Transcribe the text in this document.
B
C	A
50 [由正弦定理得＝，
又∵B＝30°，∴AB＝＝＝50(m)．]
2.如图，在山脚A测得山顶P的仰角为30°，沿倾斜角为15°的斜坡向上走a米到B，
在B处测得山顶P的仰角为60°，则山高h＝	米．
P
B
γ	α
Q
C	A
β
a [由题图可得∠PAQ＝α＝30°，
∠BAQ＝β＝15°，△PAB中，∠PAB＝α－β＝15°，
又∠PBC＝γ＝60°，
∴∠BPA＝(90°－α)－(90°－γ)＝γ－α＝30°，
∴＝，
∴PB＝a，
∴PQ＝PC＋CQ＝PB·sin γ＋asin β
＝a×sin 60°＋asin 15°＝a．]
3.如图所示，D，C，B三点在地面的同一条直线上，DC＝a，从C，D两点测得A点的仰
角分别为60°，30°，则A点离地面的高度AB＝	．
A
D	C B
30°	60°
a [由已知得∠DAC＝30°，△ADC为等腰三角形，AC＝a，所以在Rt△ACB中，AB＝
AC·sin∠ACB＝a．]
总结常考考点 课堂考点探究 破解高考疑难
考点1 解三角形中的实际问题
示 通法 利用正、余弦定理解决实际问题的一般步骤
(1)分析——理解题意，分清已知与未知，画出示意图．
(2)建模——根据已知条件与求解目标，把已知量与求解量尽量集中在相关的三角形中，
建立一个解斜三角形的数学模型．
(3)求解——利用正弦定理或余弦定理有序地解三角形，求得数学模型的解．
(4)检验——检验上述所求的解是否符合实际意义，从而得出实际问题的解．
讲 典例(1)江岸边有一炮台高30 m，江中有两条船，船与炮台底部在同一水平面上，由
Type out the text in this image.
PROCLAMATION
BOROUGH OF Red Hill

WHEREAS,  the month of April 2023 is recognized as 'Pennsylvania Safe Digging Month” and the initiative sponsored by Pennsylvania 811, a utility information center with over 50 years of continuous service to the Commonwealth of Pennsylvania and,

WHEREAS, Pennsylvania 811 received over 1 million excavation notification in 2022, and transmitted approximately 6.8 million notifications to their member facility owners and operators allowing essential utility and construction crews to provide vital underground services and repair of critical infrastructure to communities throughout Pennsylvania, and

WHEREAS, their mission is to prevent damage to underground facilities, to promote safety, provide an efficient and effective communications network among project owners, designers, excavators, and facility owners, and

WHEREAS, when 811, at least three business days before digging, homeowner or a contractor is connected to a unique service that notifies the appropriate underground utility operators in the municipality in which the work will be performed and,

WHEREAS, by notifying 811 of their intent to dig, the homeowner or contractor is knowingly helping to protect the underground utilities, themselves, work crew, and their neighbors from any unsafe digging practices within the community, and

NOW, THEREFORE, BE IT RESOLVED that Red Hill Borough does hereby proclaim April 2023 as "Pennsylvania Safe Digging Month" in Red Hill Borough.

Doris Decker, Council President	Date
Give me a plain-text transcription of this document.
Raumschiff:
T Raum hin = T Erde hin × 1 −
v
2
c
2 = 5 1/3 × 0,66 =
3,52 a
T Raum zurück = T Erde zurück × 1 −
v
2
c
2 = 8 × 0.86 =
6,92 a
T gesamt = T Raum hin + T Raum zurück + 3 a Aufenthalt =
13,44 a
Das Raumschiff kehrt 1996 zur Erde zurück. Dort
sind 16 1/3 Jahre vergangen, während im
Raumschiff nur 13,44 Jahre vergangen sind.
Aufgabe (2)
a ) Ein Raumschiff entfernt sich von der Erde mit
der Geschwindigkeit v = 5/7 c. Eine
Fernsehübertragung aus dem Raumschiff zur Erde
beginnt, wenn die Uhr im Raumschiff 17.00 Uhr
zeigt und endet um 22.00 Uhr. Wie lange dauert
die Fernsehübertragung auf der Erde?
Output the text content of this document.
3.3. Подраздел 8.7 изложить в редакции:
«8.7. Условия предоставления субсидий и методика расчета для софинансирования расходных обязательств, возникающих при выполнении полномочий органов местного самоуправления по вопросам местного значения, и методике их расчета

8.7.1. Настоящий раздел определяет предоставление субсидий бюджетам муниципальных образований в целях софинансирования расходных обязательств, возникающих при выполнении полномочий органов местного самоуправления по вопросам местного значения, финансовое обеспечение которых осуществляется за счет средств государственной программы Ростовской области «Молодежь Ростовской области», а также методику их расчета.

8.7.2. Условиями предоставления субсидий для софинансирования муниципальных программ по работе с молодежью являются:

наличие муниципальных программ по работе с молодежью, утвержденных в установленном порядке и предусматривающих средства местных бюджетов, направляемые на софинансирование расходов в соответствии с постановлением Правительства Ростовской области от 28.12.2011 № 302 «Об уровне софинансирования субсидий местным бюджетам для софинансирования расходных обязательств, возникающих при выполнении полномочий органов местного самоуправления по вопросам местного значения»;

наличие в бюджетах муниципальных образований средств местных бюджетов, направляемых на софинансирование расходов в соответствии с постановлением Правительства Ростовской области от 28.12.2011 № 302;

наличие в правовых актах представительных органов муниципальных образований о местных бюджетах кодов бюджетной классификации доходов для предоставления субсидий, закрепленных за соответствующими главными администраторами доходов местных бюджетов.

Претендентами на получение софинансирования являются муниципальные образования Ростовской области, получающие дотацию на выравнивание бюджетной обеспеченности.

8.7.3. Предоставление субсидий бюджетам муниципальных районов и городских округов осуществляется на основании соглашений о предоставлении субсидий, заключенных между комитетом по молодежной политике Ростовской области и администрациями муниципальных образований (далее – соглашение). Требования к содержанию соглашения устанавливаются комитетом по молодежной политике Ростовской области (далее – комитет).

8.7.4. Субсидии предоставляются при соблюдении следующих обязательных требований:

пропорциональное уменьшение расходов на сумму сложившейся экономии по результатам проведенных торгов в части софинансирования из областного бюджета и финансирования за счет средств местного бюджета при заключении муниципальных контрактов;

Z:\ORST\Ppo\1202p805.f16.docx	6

■ Your instructions: Give the material above again, word for word.

■ Solved problem:
Transcribe the text in this document.
B
C	A
50 [由正弦定理得＝，
又∵B＝30°，∴AB＝＝＝50(m)．]
2.如图，在山脚A测得山顶P的仰角为30°，沿倾斜角为15°的斜坡向上走a米到B，
在B处测得山顶P的仰角为60°，则山高h＝	米．
P
B
γ	α
Q
C	A
β
a [由题图可得∠PAQ＝α＝30°，
∠BAQ＝β＝15°，△PAB中，∠PAB＝α－β＝15°，
又∠PBC＝γ＝60°，
∴∠BPA＝(90°－α)－(90°－γ)＝γ－α＝30°，
∴＝，
∴PB＝a，
∴PQ＝PC＋CQ＝PB·sin γ＋asin β
＝a×sin 60°＋asin 15°＝a．]
3.如图所示，D，C，B三点在地面的同一条直线上，DC＝a，从C，D两点测得A点的仰
角分别为60°，30°，则A点离地面的高度AB＝	．
A
D	C B
30°	60°
a [由已知得∠DAC＝30°，△ADC为等腰三角形，AC＝a，所以在Rt△ACB中，AB＝
AC·sin∠ACB＝a．]
总结常考考点 课堂考点探究 破解高考疑难
考点1 解三角形中的实际问题
示 通法 利用正、余弦定理解决实际问题的一般步骤
(1)分析——理解题意，分清已知与未知，画出示意图．
(2)建模——根据已知条件与求解目标，把已知量与求解量尽量集中在相关的三角形中，
建立一个解斜三角形的数学模型．
(3)求解——利用正弦定理或余弦定理有序地解三角形，求得数学模型的解．
(4)检验——检验上述所求的解是否符合实际意义，从而得出实际问题的解．
讲 典例(1)江岸边有一炮台高30 m，江中有两条船，船与炮台底部在同一水平面上，由
Type out the text in this image.
PROCLAMATION
BOROUGH OF Red Hill

WHEREAS,  the month of April 2023 is recognized as 'Pennsylvania Safe Digging Month” and the initiative sponsored by Pennsylvania 811, a utility information center with over 50 years of continuous service to the Commonwealth of Pennsylvania and,

WHEREAS, Pennsylvania 811 received over 1 million excavation notification in 2022, and transmitted approximately 6.8 million notifications to their member facility owners and operators allowing essential utility and construction crews to provide vital underground services and repair of critical infrastructure to communities throughout Pennsylvania, and

WHEREAS, their mission is to prevent damage to underground facilities, to promote safety, provide an efficient and effective communications network among project owners, designers, excavators, and facility owners, and

WHEREAS, when 811, at least three business days before digging, homeowner or a contractor is connected to a unique service that notifies the appropriate underground utility operators in the municipality in which the work will be performed and,

WHEREAS, by notifying 811 of their intent to dig, the homeowner or contractor is knowingly helping to protect the underground utilities, themselves, work crew, and their neighbors from any unsafe digging practices within the community, and

NOW, THEREFORE, BE IT RESOLVED that Red Hill Borough does hereby proclaim April 2023 as "Pennsylvania Safe Digging Month" in Red Hill Borough.

Doris Decker, Council President	Date
Give me a plain-text transcription of this document.
Raumschiff:
T Raum hin = T Erde hin × 1 −
v
2
c
2 = 5 1/3 × 0,66 =
3,52 a
T Raum zurück = T Erde zurück × 1 −
v
2
c
2 = 8 × 0.86 =
6,92 a
T gesamt = T Raum hin + T Raum zurück + 3 a Aufenthalt =
13,44 a
Das Raumschiff kehrt 1996 zur Erde zurück. Dort
sind 16 1/3 Jahre vergangen, während im
Raumschiff nur 13,44 Jahre vergangen sind.
Aufgabe (2)
a ) Ein Raumschiff entfernt sich von der Erde mit
der Geschwindigkeit v = 5/7 c. Eine
Fernsehübertragung aus dem Raumschiff zur Erde
beginnt, wenn die Uhr im Raumschiff 17.00 Uhr
zeigt und endet um 22.00 Uhr. Wie lange dauert
die Fernsehübertragung auf der Erde?
Output the text content of this document.
3.3. Подраздел 8.7 изложить в редакции:
«8.7. Условия предоставления субсидий и методика расчета для софинансирования расходных обязательств, возникающих при выполнении полномочий органов местного самоуправления по вопросам местного значения, и методике их расчета

8.7.1. Настоящий раздел определяет предоставление субсидий бюджетам муниципальных образований в целях софинансирования расходных обязательств, возникающих при выполнении полномочий органов местного самоуправления по вопросам местного значения, финансовое обеспечение которых осуществляется за счет средств государственной программы Ростовской области «Молодежь Ростовской области», а также методику их расчета.

8.7.2. Условиями предоставления субсидий для софинансирования муниципальных программ по работе с молодежью являются:

наличие муниципальных программ по работе с молодежью, утвержденных в установленном порядке и предусматривающих средства местных бюджетов, направляемые на софинансирование расходов в соответствии с постановлением Правительства Ростовской области от 28.12.2011 № 302 «Об уровне софинансирования субсидий местным бюджетам для софинансирования расходных обязательств, возникающих при выполнении полномочий органов местного самоуправления по вопросам местного значения»;

наличие в бюджетах муниципальных образований средств местных бюджетов, направляемых на софинансирование расходов в соответствии с постановлением Правительства Ростовской области от 28.12.2011 № 302;

наличие в правовых актах представительных органов муниципальных образований о местных бюджетах кодов бюджетной классификации доходов для предоставления субсидий, закрепленных за соответствующими главными администраторами доходов местных бюджетов.

Претендентами на получение софинансирования являются муниципальные образования Ростовской области, получающие дотацию на выравнивание бюджетной обеспеченности.

8.7.3. Предоставление субсидий бюджетам муниципальных районов и городских округов осуществляется на основании соглашений о предоставлении субсидий, заключенных между комитетом по молодежной политике Ростовской области и администрациями муниципальных образований (далее – соглашение). Требования к содержанию соглашения устанавливаются комитетом по молодежной политике Ростовской области (далее – комитет).

8.7.4. Субсидии предоставляются при соблюдении следующих обязательных требований:

пропорциональное уменьшение расходов на сумму сложившейся экономии по результатам проведенных торгов в части софинансирования из областного бюджета и финансирования за счет средств местного бюджета при заключении муниципальных контрактов;

Z:\ORST\Ppo\1202p805.f16.docx	6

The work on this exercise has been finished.